* WHAT TO PRODUCE *
Give the records back in full, exactly as they read.

Stored items

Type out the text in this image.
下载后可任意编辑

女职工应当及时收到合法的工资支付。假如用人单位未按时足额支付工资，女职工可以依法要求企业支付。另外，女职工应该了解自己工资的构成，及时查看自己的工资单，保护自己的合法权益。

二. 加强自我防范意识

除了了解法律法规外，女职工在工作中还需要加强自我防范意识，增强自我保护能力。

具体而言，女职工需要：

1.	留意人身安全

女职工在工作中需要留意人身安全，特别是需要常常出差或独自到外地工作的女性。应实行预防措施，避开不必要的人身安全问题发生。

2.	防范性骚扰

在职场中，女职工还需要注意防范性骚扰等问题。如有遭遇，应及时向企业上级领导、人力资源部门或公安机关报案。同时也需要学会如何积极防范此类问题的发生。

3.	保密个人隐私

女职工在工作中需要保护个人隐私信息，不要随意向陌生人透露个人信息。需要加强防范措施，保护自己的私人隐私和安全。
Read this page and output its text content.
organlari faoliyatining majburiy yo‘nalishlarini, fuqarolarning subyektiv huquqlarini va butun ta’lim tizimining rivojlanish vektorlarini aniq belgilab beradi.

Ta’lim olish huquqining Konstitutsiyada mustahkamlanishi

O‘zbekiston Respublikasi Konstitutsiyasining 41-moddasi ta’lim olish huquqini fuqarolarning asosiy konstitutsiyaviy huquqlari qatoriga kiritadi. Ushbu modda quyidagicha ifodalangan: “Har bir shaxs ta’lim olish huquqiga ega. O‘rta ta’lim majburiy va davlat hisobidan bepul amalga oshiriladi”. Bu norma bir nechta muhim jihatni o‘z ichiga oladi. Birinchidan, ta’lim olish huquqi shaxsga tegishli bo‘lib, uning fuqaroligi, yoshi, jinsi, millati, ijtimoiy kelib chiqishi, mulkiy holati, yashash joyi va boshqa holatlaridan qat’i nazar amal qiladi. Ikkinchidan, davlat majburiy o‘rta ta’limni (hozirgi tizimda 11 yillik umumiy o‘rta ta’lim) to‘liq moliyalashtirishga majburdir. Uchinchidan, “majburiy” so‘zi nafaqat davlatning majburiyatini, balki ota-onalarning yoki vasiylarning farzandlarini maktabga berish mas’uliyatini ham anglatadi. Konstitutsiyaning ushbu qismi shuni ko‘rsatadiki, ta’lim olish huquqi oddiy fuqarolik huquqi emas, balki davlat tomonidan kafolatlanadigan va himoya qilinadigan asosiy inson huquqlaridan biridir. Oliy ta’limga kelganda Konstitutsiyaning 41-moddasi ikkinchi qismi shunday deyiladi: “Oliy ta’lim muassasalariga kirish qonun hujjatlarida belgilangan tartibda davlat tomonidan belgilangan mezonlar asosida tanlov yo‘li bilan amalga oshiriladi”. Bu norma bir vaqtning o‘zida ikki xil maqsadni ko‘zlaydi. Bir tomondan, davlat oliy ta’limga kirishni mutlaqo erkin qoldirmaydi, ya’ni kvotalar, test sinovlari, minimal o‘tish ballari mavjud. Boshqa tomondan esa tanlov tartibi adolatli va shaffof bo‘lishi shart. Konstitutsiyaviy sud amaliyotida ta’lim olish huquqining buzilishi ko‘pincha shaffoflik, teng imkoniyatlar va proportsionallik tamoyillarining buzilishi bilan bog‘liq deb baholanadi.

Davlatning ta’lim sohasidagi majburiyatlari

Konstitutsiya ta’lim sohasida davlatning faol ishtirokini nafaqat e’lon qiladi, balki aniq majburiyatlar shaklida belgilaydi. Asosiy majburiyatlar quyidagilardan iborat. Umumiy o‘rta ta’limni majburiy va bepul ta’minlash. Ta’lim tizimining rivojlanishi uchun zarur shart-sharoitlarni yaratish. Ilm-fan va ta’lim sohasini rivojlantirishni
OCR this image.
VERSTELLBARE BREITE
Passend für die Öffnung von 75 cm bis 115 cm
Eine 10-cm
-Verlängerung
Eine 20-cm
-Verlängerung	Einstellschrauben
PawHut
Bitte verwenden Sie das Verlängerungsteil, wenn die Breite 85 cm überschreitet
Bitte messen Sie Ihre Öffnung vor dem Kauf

* EXERCISE SOLUTION *
Type out the text in this image.
下载后可任意编辑

女职工应当及时收到合法的工资支付。假如用人单位未按时足额支付工资，女职工可以依法要求企业支付。另外，女职工应该了解自己工资的构成，及时查看自己的工资单，保护自己的合法权益。

二. 加强自我防范意识

除了了解法律法规外，女职工在工作中还需要加强自我防范意识，增强自我保护能力。

具体而言，女职工需要：

1.	留意人身安全

女职工在工作中需要留意人身安全，特别是需要常常出差或独自到外地工作的女性。应实行预防措施，避开不必要的人身安全问题发生。

2.	防范性骚扰

在职场中，女职工还需要注意防范性骚扰等问题。如有遭遇，应及时向企业上级领导、人力资源部门或公安机关报案。同时也需要学会如何积极防范此类问题的发生。

3.	保密个人隐私

女职工在工作中需要保护个人隐私信息，不要随意向陌生人透露个人信息。需要加强防范措施，保护自己的私人隐私和安全。
Read this page and output its text content.
organlari faoliyatining majburiy yo‘nalishlarini, fuqarolarning subyektiv huquqlarini va butun ta’lim tizimining rivojlanish vektorlarini aniq belgilab beradi.

Ta’lim olish huquqining Konstitutsiyada mustahkamlanishi

O‘zbekiston Respublikasi Konstitutsiyasining 41-moddasi ta’lim olish huquqini fuqarolarning asosiy konstitutsiyaviy huquqlari qatoriga kiritadi. Ushbu modda quyidagicha ifodalangan: “Har bir shaxs ta’lim olish huquqiga ega. O‘rta ta’lim majburiy va davlat hisobidan bepul amalga oshiriladi”. Bu norma bir nechta muhim jihatni o‘z ichiga oladi. Birinchidan, ta’lim olish huquqi shaxsga tegishli bo‘lib, uning fuqaroligi, yoshi, jinsi, millati, ijtimoiy kelib chiqishi, mulkiy holati, yashash joyi va boshqa holatlaridan qat’i nazar amal qiladi. Ikkinchidan, davlat majburiy o‘rta ta’limni (hozirgi tizimda 11 yillik umumiy o‘rta ta’lim) to‘liq moliyalashtirishga majburdir. Uchinchidan, “majburiy” so‘zi nafaqat davlatning majburiyatini, balki ota-onalarning yoki vasiylarning farzandlarini maktabga berish mas’uliyatini ham anglatadi. Konstitutsiyaning ushbu qismi shuni ko‘rsatadiki, ta’lim olish huquqi oddiy fuqarolik huquqi emas, balki davlat tomonidan kafolatlanadigan va himoya qilinadigan asosiy inson huquqlaridan biridir. Oliy ta’limga kelganda Konstitutsiyaning 41-moddasi ikkinchi qismi shunday deyiladi: “Oliy ta’lim muassasalariga kirish qonun hujjatlarida belgilangan tartibda davlat tomonidan belgilangan mezonlar asosida tanlov yo‘li bilan amalga oshiriladi”. Bu norma bir vaqtning o‘zida ikki xil maqsadni ko‘zlaydi. Bir tomondan, davlat oliy ta’limga kirishni mutlaqo erkin qoldirmaydi, ya’ni kvotalar, test sinovlari, minimal o‘tish ballari mavjud. Boshqa tomondan esa tanlov tartibi adolatli va shaffof bo‘lishi shart. Konstitutsiyaviy sud amaliyotida ta’lim olish huquqining buzilishi ko‘pincha shaffoflik, teng imkoniyatlar va proportsionallik tamoyillarining buzilishi bilan bog‘liq deb baholanadi.

Davlatning ta’lim sohasidagi majburiyatlari

Konstitutsiya ta’lim sohasida davlatning faol ishtirokini nafaqat e’lon qiladi, balki aniq majburiyatlar shaklida belgilaydi. Asosiy majburiyatlar quyidagilardan iborat. Umumiy o‘rta ta’limni majburiy va bepul ta’minlash. Ta’lim tizimining rivojlanishi uchun zarur shart-sharoitlarni yaratish. Ilm-fan va ta’lim sohasini rivojlantirishni
OCR this image.
VERSTELLBARE BREITE
Passend für die Öffnung von 75 cm bis 115 cm
Eine 10-cm
-Verlängerung
Eine 20-cm
-Verlängerung	Einstellschrauben
PawHut
Bitte verwenden Sie das Verlängerungsteil, wenn die Breite 85 cm überschreitet
Bitte messen Sie Ihre Öffnung vor dem Kauf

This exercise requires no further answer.